__DIRECTIVE__
Set down the material below in full, matching it exactly.

----------

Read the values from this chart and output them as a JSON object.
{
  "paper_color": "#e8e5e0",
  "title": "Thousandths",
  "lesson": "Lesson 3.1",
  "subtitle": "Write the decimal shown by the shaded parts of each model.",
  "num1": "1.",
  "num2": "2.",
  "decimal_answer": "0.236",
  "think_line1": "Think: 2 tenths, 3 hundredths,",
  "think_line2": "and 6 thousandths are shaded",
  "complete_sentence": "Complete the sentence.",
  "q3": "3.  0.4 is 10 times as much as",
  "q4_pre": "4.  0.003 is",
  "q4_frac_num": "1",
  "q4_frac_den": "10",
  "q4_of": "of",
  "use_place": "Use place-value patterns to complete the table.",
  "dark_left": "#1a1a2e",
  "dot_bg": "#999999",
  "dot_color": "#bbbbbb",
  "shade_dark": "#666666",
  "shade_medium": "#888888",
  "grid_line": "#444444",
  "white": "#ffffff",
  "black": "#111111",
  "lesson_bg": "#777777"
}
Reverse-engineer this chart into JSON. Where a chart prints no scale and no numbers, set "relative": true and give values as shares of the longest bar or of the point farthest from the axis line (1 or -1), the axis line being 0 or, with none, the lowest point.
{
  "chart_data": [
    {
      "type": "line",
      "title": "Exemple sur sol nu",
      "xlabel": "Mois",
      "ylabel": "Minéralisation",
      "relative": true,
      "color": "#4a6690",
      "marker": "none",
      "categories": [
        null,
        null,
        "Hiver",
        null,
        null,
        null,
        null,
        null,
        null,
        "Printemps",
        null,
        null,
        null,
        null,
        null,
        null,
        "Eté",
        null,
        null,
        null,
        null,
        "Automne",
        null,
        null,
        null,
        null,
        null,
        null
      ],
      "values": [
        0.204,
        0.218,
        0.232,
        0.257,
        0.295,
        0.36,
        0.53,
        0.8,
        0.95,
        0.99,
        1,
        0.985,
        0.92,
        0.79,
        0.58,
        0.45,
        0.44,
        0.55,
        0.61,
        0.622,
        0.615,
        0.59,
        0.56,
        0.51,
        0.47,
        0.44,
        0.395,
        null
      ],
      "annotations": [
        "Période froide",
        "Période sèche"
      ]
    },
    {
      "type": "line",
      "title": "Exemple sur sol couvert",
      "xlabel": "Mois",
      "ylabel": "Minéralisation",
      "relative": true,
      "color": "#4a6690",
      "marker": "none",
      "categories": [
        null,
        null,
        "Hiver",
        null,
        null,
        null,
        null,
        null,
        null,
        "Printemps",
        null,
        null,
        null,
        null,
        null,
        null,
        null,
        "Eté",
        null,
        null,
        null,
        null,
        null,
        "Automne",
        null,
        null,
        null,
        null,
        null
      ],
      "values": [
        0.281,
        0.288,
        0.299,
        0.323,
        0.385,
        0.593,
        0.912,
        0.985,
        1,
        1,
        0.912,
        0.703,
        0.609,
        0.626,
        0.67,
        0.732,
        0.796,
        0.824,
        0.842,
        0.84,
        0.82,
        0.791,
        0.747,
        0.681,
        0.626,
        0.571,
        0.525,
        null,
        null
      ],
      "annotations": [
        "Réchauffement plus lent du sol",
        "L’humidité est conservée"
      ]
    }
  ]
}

----------

__THE OUTPUT__
Read the values from this chart and output them as a JSON object.
{
  "paper_color": "#e8e5e0",
  "title": "Thousandths",
  "lesson": "Lesson 3.1",
  "subtitle": "Write the decimal shown by the shaded parts of each model.",
  "num1": "1.",
  "num2": "2.",
  "decimal_answer": "0.236",
  "think_line1": "Think: 2 tenths, 3 hundredths,",
  "think_line2": "and 6 thousandths are shaded",
  "complete_sentence": "Complete the sentence.",
  "q3": "3.  0.4 is 10 times as much as",
  "q4_pre": "4.  0.003 is",
  "q4_frac_num": "1",
  "q4_frac_den": "10",
  "q4_of": "of",
  "use_place": "Use place-value patterns to complete the table.",
  "dark_left": "#1a1a2e",
  "dot_bg": "#999999",
  "dot_color": "#bbbbbb",
  "shade_dark": "#666666",
  "shade_medium": "#888888",
  "grid_line": "#444444",
  "white": "#ffffff",
  "black": "#111111",
  "lesson_bg": "#777777"
}
Reverse-engineer this chart into JSON. Where a chart prints no scale and no numbers, set "relative": true and give values as shares of the longest bar or of the point farthest from the axis line (1 or -1), the axis line being 0 or, with none, the lowest point.
{
  "chart_data": [
    {
      "type": "line",
      "title": "Exemple sur sol nu",
      "xlabel": "Mois",
      "ylabel": "Minéralisation",
      "relative": true,
      "color": "#4a6690",
      "marker": "none",
      "categories": [
        null,
        null,
        "Hiver",
        null,
        null,
        null,
        null,
        null,
        null,
        "Printemps",
        null,
        null,
        null,
        null,
        null,
        null,
        "Eté",
        null,
        null,
        null,
        null,
        "Automne",
        null,
        null,
        null,
        null,
        null,
        null
      ],
      "values": [
        0.204,
        0.218,
        0.232,
        0.257,
        0.295,
        0.36,
        0.53,
        0.8,
        0.95,
        0.99,
        1,
        0.985,
        0.92,
        0.79,
        0.58,
        0.45,
        0.44,
        0.55,
        0.61,
        0.622,
        0.615,
        0.59,
        0.56,
        0.51,
        0.47,
        0.44,
        0.395,
        null
      ],
      "annotations": [
        "Période froide",
        "Période sèche"
      ]
    },
    {
      "type": "line",
      "title": "Exemple sur sol couvert",
      "xlabel": "Mois",
      "ylabel": "Minéralisation",
      "relative": true,
      "color": "#4a6690",
      "marker": "none",
      "categories": [
        null,
        null,
        "Hiver",
        null,
        null,
        null,
        null,
        null,
        null,
        "Printemps",
        null,
        null,
        null,
        null,
        null,
        null,
        null,
        "Eté",
        null,
        null,
        null,
        null,
        null,
        "Automne",
        null,
        null,
        null,
        null,
        null
      ],
      "values": [
        0.281,
        0.288,
        0.299,
        0.323,
        0.385,
        0.593,
        0.912,
        0.985,
        1,
        1,
        0.912,
        0.703,
        0.609,
        0.626,
        0.67,
        0.732,
        0.796,
        0.824,
        0.842,
        0.84,
        0.82,
        0.791,
        0.747,
        0.681,
        0.626,
        0.571,
        0.525,
        null,
        null
      ],
      "annotations": [
        "Réchauffement plus lent du sol",
        "L’humidité est conservée"
      ]
    }
  ]
}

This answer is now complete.